▶ AIM OF THE TASK: Search the records that follow and extract every line containing the string "dengan".

▶ ROWS:
^^^^^^^^^^^^^^^^

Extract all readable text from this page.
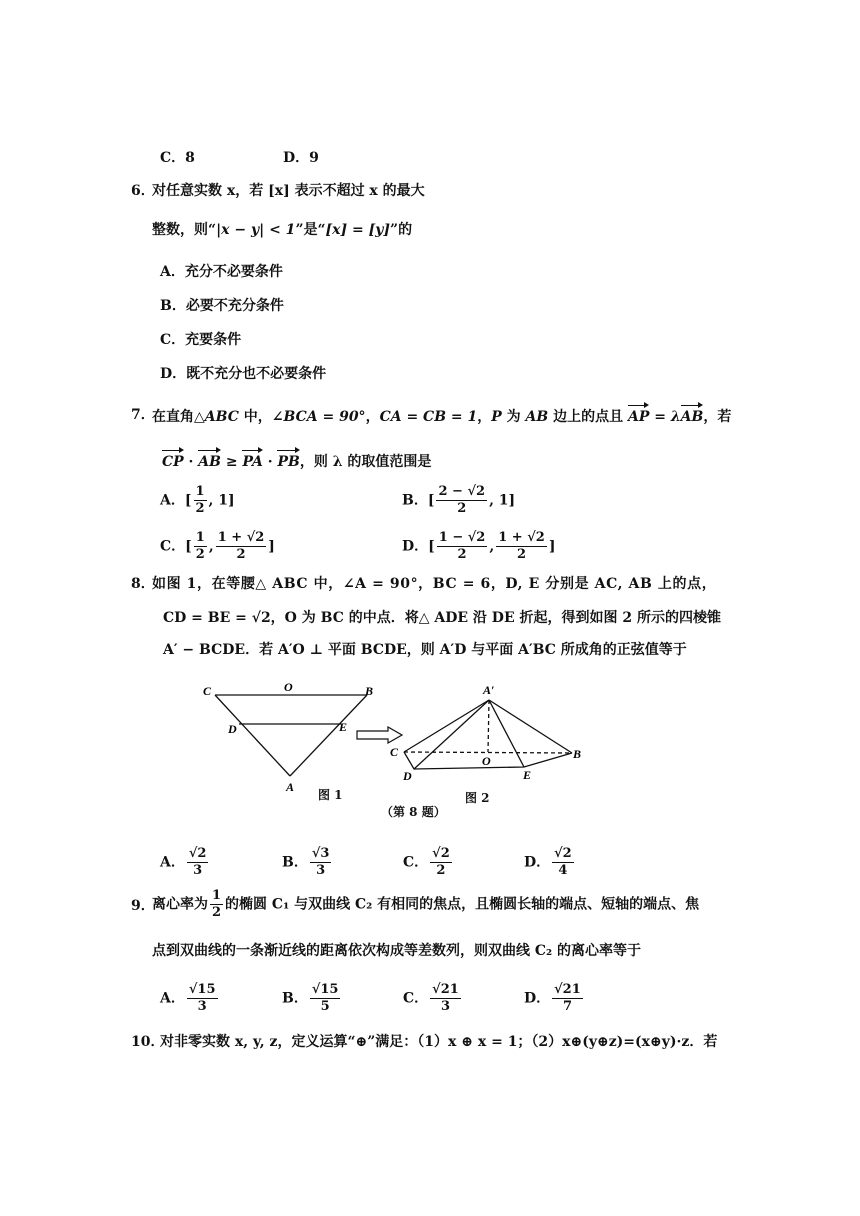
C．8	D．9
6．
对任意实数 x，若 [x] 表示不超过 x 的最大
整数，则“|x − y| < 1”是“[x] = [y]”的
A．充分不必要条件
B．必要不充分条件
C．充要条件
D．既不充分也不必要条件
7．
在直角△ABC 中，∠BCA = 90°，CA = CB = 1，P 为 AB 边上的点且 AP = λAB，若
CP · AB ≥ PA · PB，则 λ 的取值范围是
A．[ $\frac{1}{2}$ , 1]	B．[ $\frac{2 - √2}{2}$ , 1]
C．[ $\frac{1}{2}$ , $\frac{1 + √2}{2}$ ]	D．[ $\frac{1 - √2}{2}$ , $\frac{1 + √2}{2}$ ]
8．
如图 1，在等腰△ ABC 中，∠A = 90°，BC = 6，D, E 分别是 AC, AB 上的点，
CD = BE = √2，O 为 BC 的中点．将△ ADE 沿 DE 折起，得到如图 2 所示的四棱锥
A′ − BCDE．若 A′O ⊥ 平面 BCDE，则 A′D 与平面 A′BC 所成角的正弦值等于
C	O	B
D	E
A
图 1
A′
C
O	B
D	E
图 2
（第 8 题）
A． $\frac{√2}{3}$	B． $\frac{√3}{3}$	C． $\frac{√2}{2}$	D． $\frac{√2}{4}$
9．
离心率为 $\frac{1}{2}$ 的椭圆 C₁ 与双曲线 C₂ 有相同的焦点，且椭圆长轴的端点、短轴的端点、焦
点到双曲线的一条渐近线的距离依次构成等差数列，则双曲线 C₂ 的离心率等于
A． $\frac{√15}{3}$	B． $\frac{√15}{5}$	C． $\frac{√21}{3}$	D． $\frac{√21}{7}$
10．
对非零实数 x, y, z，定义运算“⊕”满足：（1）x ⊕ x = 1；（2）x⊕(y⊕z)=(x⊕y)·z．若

^^^^^^^^^^^^^^^^

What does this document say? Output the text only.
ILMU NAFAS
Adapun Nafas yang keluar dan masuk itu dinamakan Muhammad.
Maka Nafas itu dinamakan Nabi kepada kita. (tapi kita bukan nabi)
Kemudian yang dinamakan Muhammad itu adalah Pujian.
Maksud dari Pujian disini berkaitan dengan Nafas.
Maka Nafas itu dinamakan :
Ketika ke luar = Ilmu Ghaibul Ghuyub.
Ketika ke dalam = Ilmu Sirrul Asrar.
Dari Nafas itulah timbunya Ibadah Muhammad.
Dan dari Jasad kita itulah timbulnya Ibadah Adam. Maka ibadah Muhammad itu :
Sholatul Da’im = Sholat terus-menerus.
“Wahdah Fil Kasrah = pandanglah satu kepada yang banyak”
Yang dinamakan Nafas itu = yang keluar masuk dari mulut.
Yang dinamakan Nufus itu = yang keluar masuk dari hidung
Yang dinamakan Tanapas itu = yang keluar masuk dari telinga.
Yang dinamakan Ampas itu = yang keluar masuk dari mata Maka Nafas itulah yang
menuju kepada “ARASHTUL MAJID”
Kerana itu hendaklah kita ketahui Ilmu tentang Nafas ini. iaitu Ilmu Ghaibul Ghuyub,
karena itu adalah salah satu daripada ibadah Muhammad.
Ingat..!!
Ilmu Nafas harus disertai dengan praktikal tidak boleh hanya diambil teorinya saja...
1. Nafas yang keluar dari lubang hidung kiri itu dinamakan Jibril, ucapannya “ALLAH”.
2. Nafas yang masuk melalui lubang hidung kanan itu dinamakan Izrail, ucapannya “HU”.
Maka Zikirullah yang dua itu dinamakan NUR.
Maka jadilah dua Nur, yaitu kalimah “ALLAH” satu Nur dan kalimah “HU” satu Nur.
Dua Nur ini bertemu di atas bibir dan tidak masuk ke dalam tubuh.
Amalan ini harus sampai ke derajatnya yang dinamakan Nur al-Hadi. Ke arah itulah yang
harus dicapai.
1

^^^^^^^^^^^^^^^^

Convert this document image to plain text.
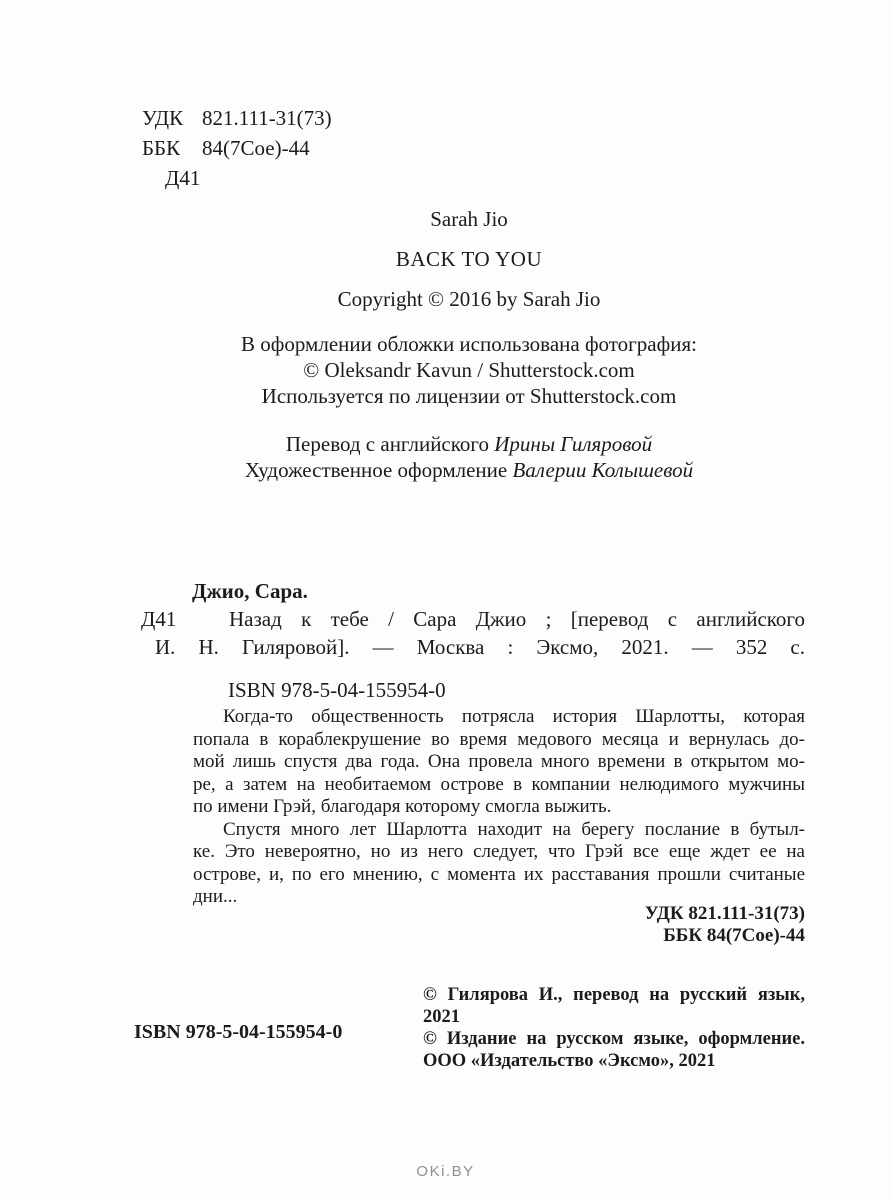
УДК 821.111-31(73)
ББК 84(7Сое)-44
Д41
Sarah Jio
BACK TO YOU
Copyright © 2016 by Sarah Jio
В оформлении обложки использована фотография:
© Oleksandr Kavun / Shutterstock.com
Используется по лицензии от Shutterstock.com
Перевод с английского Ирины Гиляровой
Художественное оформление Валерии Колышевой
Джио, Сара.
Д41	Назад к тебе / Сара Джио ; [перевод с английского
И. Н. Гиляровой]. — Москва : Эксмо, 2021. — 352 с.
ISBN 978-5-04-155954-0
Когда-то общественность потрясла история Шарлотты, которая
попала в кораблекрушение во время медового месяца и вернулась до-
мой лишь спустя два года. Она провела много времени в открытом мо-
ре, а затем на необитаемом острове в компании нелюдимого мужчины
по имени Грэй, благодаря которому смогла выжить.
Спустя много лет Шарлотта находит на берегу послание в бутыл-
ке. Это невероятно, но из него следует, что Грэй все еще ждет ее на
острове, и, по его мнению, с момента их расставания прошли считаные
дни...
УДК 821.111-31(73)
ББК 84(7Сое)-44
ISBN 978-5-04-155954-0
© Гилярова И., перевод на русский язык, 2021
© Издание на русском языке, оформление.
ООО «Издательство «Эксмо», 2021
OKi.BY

^^^^^^^^^^^^^^^^

▶ REPLY:
Maksud dari Pujian disini berkaitan dengan Nafas.
Ilmu Nafas harus disertai dengan praktikal tidak boleh hanya diambil teorinya saja...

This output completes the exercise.